- [Goal]
Your answer must consist solely of the number of lines that contain the word "title".

- [Provided records]
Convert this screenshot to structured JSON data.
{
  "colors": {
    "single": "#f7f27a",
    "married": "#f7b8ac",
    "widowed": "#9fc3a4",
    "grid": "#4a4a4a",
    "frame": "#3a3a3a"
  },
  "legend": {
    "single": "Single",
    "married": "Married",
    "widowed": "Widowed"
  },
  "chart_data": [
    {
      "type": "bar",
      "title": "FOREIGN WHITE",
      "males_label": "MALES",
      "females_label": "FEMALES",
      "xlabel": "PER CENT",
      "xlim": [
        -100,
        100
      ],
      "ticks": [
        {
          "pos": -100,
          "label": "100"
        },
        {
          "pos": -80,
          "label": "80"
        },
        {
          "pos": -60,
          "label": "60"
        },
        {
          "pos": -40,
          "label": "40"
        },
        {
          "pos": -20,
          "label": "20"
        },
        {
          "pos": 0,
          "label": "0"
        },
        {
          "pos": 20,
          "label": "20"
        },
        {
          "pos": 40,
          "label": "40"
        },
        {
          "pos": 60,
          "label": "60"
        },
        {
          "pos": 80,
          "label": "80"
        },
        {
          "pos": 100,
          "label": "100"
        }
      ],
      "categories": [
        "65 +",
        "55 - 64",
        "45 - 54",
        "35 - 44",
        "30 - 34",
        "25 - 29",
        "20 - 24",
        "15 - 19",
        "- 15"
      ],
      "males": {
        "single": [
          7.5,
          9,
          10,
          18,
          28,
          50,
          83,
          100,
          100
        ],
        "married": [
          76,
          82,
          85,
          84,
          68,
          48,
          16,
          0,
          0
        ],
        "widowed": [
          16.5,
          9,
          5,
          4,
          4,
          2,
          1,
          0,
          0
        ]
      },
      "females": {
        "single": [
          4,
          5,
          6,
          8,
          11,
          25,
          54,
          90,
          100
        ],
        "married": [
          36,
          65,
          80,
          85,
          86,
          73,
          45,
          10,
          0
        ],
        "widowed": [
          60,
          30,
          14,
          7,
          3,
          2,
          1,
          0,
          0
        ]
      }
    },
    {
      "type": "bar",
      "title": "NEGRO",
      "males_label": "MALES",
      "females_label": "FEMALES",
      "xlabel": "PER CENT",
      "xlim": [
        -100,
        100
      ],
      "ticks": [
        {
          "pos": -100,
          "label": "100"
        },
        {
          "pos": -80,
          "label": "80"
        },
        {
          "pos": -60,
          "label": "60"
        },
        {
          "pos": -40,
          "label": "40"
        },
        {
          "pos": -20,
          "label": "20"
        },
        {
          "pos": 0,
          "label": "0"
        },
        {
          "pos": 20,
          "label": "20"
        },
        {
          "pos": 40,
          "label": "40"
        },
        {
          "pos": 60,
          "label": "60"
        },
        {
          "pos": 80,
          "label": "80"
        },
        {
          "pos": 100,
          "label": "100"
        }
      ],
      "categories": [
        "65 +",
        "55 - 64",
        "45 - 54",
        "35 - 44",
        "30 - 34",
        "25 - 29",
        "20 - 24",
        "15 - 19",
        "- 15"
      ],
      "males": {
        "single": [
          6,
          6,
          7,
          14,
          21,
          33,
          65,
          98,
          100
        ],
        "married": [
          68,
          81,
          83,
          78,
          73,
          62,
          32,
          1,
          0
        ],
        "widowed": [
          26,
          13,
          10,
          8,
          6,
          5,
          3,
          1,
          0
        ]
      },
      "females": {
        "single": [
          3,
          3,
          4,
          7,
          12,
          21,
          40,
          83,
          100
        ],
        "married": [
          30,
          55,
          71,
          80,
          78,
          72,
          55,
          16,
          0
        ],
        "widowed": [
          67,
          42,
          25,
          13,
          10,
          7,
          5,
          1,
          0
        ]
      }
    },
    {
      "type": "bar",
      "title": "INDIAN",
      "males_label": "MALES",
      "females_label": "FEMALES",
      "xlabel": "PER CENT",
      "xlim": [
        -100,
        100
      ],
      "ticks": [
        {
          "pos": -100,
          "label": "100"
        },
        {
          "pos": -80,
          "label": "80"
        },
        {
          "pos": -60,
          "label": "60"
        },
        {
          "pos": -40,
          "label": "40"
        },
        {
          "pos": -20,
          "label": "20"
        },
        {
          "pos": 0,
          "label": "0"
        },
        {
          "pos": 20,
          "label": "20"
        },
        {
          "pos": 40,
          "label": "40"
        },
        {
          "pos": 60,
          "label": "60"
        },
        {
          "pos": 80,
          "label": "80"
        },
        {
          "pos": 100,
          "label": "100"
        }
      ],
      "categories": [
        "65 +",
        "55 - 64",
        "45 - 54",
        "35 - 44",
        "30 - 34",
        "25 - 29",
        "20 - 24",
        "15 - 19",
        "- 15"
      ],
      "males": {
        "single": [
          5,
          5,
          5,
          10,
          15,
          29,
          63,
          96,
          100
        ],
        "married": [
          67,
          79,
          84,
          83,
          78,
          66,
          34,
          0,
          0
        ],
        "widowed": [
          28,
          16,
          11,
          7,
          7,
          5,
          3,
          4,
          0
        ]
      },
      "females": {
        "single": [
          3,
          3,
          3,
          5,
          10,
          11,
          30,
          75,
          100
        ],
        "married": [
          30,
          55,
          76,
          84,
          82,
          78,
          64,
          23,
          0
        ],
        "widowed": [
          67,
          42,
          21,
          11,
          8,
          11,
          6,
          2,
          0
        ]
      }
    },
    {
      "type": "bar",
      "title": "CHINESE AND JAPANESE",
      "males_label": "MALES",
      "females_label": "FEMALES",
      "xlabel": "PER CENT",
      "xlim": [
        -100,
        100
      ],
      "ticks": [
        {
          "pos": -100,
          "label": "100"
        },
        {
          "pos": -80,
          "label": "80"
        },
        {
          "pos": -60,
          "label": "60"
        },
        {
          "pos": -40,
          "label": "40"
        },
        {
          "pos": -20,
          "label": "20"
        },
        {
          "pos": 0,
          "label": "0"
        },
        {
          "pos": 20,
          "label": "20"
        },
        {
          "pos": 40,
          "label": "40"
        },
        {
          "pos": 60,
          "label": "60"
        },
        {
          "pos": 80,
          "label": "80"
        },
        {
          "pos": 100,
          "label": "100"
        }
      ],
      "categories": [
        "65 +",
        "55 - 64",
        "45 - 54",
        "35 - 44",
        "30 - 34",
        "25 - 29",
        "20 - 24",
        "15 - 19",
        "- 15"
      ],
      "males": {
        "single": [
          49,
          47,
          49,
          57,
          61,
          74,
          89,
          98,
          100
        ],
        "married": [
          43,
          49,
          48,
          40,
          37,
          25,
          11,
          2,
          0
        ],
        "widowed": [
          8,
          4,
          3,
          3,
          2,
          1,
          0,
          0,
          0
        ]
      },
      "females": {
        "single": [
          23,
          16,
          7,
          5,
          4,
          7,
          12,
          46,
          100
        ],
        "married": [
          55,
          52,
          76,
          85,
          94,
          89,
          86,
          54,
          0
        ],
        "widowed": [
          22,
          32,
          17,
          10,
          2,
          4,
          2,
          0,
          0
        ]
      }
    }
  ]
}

- [Solution to this task]
4